Short problem: Retype all of the data exactly as given.

Exercise inputs:
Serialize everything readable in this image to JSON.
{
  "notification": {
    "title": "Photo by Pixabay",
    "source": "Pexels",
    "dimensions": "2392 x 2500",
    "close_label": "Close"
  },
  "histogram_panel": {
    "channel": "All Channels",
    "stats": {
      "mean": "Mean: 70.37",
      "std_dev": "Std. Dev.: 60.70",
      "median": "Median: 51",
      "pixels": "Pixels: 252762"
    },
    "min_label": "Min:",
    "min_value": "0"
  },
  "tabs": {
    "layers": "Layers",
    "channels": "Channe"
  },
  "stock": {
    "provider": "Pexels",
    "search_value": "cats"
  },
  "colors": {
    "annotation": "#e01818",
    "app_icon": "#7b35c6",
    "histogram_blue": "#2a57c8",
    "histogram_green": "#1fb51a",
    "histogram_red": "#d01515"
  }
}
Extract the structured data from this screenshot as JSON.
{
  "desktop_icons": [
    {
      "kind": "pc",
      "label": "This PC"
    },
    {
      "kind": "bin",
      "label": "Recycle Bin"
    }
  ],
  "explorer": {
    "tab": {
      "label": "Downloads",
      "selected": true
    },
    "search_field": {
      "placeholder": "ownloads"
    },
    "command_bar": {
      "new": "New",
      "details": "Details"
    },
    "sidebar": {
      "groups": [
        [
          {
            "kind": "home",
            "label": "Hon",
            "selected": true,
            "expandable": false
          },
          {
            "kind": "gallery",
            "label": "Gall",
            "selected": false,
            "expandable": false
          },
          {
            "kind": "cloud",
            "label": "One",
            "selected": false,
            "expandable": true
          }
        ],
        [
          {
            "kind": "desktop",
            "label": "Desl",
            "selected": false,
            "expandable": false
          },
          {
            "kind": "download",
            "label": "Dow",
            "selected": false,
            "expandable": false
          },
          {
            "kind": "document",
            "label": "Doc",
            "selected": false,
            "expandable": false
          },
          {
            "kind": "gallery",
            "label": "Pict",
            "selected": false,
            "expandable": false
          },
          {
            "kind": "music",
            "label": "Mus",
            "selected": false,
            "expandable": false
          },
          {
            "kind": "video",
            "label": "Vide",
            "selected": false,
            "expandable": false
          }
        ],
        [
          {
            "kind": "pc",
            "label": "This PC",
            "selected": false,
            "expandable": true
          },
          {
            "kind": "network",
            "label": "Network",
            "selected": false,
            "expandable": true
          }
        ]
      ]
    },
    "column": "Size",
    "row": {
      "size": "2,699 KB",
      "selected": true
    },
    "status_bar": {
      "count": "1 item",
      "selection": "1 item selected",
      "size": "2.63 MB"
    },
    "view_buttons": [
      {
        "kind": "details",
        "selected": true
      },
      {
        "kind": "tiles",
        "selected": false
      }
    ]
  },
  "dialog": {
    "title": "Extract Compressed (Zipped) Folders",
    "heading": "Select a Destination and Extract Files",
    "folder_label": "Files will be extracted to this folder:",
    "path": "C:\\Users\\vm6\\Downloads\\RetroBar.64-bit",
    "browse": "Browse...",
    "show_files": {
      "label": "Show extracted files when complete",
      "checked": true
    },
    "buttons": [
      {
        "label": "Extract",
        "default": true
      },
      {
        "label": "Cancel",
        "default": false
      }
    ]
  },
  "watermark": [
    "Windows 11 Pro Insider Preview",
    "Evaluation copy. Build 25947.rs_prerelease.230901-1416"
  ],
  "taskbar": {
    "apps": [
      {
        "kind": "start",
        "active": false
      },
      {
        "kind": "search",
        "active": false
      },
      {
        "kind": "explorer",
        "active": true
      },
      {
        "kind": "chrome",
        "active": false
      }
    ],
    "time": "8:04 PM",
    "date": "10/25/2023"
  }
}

Task answer:
Serialize everything readable in this image to JSON.
{
  "notification": {
    "title": "Photo by Pixabay",
    "source": "Pexels",
    "dimensions": "2392 x 2500",
    "close_label": "Close"
  },
  "histogram_panel": {
    "channel": "All Channels",
    "stats": {
      "mean": "Mean: 70.37",
      "std_dev": "Std. Dev.: 60.70",
      "median": "Median: 51",
      "pixels": "Pixels: 252762"
    },
    "min_label": "Min:",
    "min_value": "0"
  },
  "tabs": {
    "layers": "Layers",
    "channels": "Channe"
  },
  "stock": {
    "provider": "Pexels",
    "search_value": "cats"
  },
  "colors": {
    "annotation": "#e01818",
    "app_icon": "#7b35c6",
    "histogram_blue": "#2a57c8",
    "histogram_green": "#1fb51a",
    "histogram_red": "#d01515"
  }
}
Extract the structured data from this screenshot as JSON.
{
  "desktop_icons": [
    {
      "kind": "pc",
      "label": "This PC"
    },
    {
      "kind": "bin",
      "label": "Recycle Bin"
    }
  ],
  "explorer": {
    "tab": {
      "label": "Downloads",
      "selected": true
    },
    "search_field": {
      "placeholder": "ownloads"
    },
    "command_bar": {
      "new": "New",
      "details": "Details"
    },
    "sidebar": {
      "groups": [
        [
          {
            "kind": "home",
            "label": "Hon",
            "selected": true,
            "expandable": false
          },
          {
            "kind": "gallery",
            "label": "Gall",
            "selected": false,
            "expandable": false
          },
          {
            "kind": "cloud",
            "label": "One",
            "selected": false,
            "expandable": true
          }
        ],
        [
          {
            "kind": "desktop",
            "label": "Desl",
            "selected": false,
            "expandable": false
          },
          {
            "kind": "download",
            "label": "Dow",
            "selected": false,
            "expandable": false
          },
          {
            "kind": "document",
            "label": "Doc",
            "selected": false,
            "expandable": false
          },
          {
            "kind": "gallery",
            "label": "Pict",
            "selected": false,
            "expandable": false
          },
          {
            "kind": "music",
            "label": "Mus",
            "selected": false,
            "expandable": false
          },
          {
            "kind": "video",
            "label": "Vide",
            "selected": false,
            "expandable": false
          }
        ],
        [
          {
            "kind": "pc",
            "label": "This PC",
            "selected": false,
            "expandable": true
          },
          {
            "kind": "network",
            "label": "Network",
            "selected": false,
            "expandable": true
          }
        ]
      ]
    },
    "column": "Size",
    "row": {
      "size": "2,699 KB",
      "selected": true
    },
    "status_bar": {
      "count": "1 item",
      "selection": "1 item selected",
      "size": "2.63 MB"
    },
    "view_buttons": [
      {
        "kind": "details",
        "selected": true
      },
      {
        "kind": "tiles",
        "selected": false
      }
    ]
  },
  "dialog": {
    "title": "Extract Compressed (Zipped) Folders",
    "heading": "Select a Destination and Extract Files",
    "folder_label": "Files will be extracted to this folder:",
    "path": "C:\\Users\\vm6\\Downloads\\RetroBar.64-bit",
    "browse": "Browse...",
    "show_files": {
      "label": "Show extracted files when complete",
      "checked": true
    },
    "buttons": [
      {
        "label": "Extract",
        "default": true
      },
      {
        "label": "Cancel",
        "default": false
      }
    ]
  },
  "watermark": [
    "Windows 11 Pro Insider Preview",
    "Evaluation copy. Build 25947.rs_prerelease.230901-1416"
  ],
  "taskbar": {
    "apps": [
      {
        "kind": "start",
        "active": false
      },
      {
        "kind": "search",
        "active": false
      },
      {
        "kind": "explorer",
        "active": true
      },
      {
        "kind": "chrome",
        "active": false
      }
    ],
    "time": "8:04 PM",
    "date": "10/25/2023"
  }
}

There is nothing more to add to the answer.